### [THE EXERCISE]
Reproduce the entries below with every instance of "bar-cap" replaced by "bar-top", leaving all other text unchanged and omitting the pictures.

### [DATA TO USE]

▬▬▬▬▬▬▬▬▬▬

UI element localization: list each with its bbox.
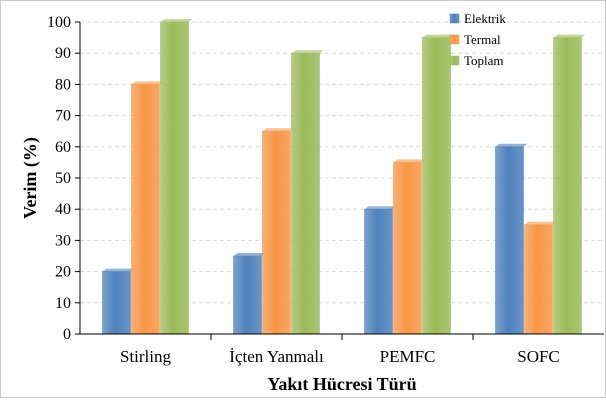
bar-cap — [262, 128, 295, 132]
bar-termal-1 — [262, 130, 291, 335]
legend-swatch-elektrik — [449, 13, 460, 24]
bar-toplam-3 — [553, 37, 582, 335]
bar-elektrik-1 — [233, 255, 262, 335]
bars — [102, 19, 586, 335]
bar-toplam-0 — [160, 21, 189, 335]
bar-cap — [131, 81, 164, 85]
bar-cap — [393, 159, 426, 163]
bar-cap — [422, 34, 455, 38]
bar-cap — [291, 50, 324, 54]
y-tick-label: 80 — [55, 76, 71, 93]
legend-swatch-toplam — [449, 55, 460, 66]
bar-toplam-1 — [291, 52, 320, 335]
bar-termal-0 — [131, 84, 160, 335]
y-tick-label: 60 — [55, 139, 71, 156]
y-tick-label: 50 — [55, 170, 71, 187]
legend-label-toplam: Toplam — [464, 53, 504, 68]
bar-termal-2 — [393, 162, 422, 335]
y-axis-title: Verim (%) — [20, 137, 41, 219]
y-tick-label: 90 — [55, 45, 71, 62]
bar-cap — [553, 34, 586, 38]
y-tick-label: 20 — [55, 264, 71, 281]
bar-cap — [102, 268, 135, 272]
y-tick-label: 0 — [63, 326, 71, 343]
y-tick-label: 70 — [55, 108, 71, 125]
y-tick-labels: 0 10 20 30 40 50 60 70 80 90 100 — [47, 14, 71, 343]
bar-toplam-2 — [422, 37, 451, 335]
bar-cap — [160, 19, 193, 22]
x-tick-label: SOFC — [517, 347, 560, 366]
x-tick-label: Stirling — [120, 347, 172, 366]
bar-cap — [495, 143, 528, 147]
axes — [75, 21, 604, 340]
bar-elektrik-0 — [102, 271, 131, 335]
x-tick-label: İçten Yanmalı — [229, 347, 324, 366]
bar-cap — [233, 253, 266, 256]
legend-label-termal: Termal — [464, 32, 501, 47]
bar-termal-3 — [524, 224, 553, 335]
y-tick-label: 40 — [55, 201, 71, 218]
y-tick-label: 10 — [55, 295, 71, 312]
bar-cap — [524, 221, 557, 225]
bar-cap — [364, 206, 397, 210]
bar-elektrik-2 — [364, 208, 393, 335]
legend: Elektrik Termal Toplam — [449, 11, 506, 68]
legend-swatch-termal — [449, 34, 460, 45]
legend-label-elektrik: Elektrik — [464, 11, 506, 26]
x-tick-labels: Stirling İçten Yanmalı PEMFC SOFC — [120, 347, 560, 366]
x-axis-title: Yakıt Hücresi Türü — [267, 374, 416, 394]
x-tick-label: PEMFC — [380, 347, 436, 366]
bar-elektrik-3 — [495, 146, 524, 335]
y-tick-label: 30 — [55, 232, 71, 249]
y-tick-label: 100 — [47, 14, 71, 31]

▬▬▬▬▬▬▬▬▬▬

### [ANSWER IN FULL]
UI element localization: list each with its bbox.
bar-top — [262, 128, 295, 132]
bar-termal-1 — [262, 130, 291, 335]
legend-swatch-elektrik — [449, 13, 460, 24]
bar-toplam-3 — [553, 37, 582, 335]
bar-elektrik-1 — [233, 255, 262, 335]
bars — [102, 19, 586, 335]
bar-toplam-0 — [160, 21, 189, 335]
bar-top — [131, 81, 164, 85]
bar-top — [393, 159, 426, 163]
bar-top — [422, 34, 455, 38]
bar-top — [291, 50, 324, 54]
y-tick-label: 80 — [55, 76, 71, 93]
legend-swatch-toplam — [449, 55, 460, 66]
bar-toplam-1 — [291, 52, 320, 335]
bar-termal-0 — [131, 84, 160, 335]
y-tick-label: 60 — [55, 139, 71, 156]
y-tick-label: 50 — [55, 170, 71, 187]
legend-label-toplam: Toplam — [464, 53, 504, 68]
bar-termal-2 — [393, 162, 422, 335]
y-axis-title: Verim (%) — [20, 137, 41, 219]
y-tick-label: 90 — [55, 45, 71, 62]
bar-top — [553, 34, 586, 38]
y-tick-label: 20 — [55, 264, 71, 281]
bar-top — [102, 268, 135, 272]
y-tick-label: 0 — [63, 326, 71, 343]
y-tick-label: 70 — [55, 108, 71, 125]
y-tick-labels: 0 10 20 30 40 50 60 70 80 90 100 — [47, 14, 71, 343]
bar-toplam-2 — [422, 37, 451, 335]
bar-top — [160, 19, 193, 22]
x-tick-label: SOFC — [517, 347, 560, 366]
x-tick-label: Stirling — [120, 347, 172, 366]
bar-top — [495, 143, 528, 147]
axes — [75, 21, 604, 340]
bar-elektrik-0 — [102, 271, 131, 335]
x-tick-label: İçten Yanmalı — [229, 347, 324, 366]
bar-top — [233, 253, 266, 256]
legend-label-termal: Termal — [464, 32, 501, 47]
bar-termal-3 — [524, 224, 553, 335]
y-tick-label: 40 — [55, 201, 71, 218]
y-tick-label: 10 — [55, 295, 71, 312]
bar-top — [524, 221, 557, 225]
bar-top — [364, 206, 397, 210]
bar-elektrik-2 — [364, 208, 393, 335]
legend: Elektrik Termal Toplam — [449, 11, 506, 68]
legend-swatch-termal — [449, 34, 460, 45]
legend-label-elektrik: Elektrik — [464, 11, 506, 26]
x-tick-labels: Stirling İçten Yanmalı PEMFC SOFC — [120, 347, 560, 366]
x-axis-title: Yakıt Hücresi Türü — [267, 374, 416, 394]
x-tick-label: PEMFC — [380, 347, 436, 366]
bar-elektrik-3 — [495, 146, 524, 335]
y-tick-label: 30 — [55, 232, 71, 249]
y-tick-label: 100 — [47, 14, 71, 31]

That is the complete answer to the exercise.